- Records provided -
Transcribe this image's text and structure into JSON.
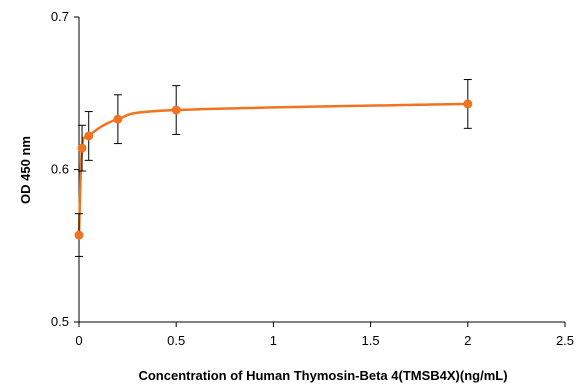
{
  "chart_data": {
    "type": "scatter",
    "title": "",
    "xlabel": "Concentration of Human Thymosin-Beta 4(TMSB4X)(ng/mL)",
    "ylabel": "OD 450 nm",
    "xlim": [
      0,
      2.5
    ],
    "ylim": [
      0.5,
      0.7
    ],
    "x_ticks": [
      0,
      0.5,
      1,
      1.5,
      2,
      2.5
    ],
    "x_tick_labels": [
      "0",
      "0.5",
      "1",
      "1.5",
      "2",
      "2.5"
    ],
    "y_ticks": [
      0.5,
      0.6,
      0.7
    ],
    "y_tick_labels": [
      "0.5",
      "0.6",
      "0.7"
    ],
    "grid": false,
    "legend": "none",
    "series": [
      {
        "x": [
          0,
          0.0156,
          0.05,
          0.2,
          0.5,
          2.0
        ],
        "y": [
          0.557,
          0.614,
          0.622,
          0.633,
          0.639,
          0.643
        ],
        "error": [
          0.014,
          0.015,
          0.016,
          0.016,
          0.016,
          0.016
        ],
        "curve": "fitted",
        "color": "#F07320"
      }
    ],
    "error_bar_color": "#000000",
    "axis_color": "#000000"
  }
}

- What is asked -
Repeat the data above exactly, but not the pictures.

- Complete response -
Transcribe this image's text and structure into JSON.
{
  "chart_data": {
    "type": "scatter",
    "title": "",
    "xlabel": "Concentration of Human Thymosin-Beta 4(TMSB4X)(ng/mL)",
    "ylabel": "OD 450 nm",
    "xlim": [
      0,
      2.5
    ],
    "ylim": [
      0.5,
      0.7
    ],
    "x_ticks": [
      0,
      0.5,
      1,
      1.5,
      2,
      2.5
    ],
    "x_tick_labels": [
      "0",
      "0.5",
      "1",
      "1.5",
      "2",
      "2.5"
    ],
    "y_ticks": [
      0.5,
      0.6,
      0.7
    ],
    "y_tick_labels": [
      "0.5",
      "0.6",
      "0.7"
    ],
    "grid": false,
    "legend": "none",
    "series": [
      {
        "x": [
          0,
          0.0156,
          0.05,
          0.2,
          0.5,
          2.0
        ],
        "y": [
          0.557,
          0.614,
          0.622,
          0.633,
          0.639,
          0.643
        ],
        "error": [
          0.014,
          0.015,
          0.016,
          0.016,
          0.016,
          0.016
        ],
        "curve": "fitted",
        "color": "#F07320"
      }
    ],
    "error_bar_color": "#000000",
    "axis_color": "#000000"
  }
}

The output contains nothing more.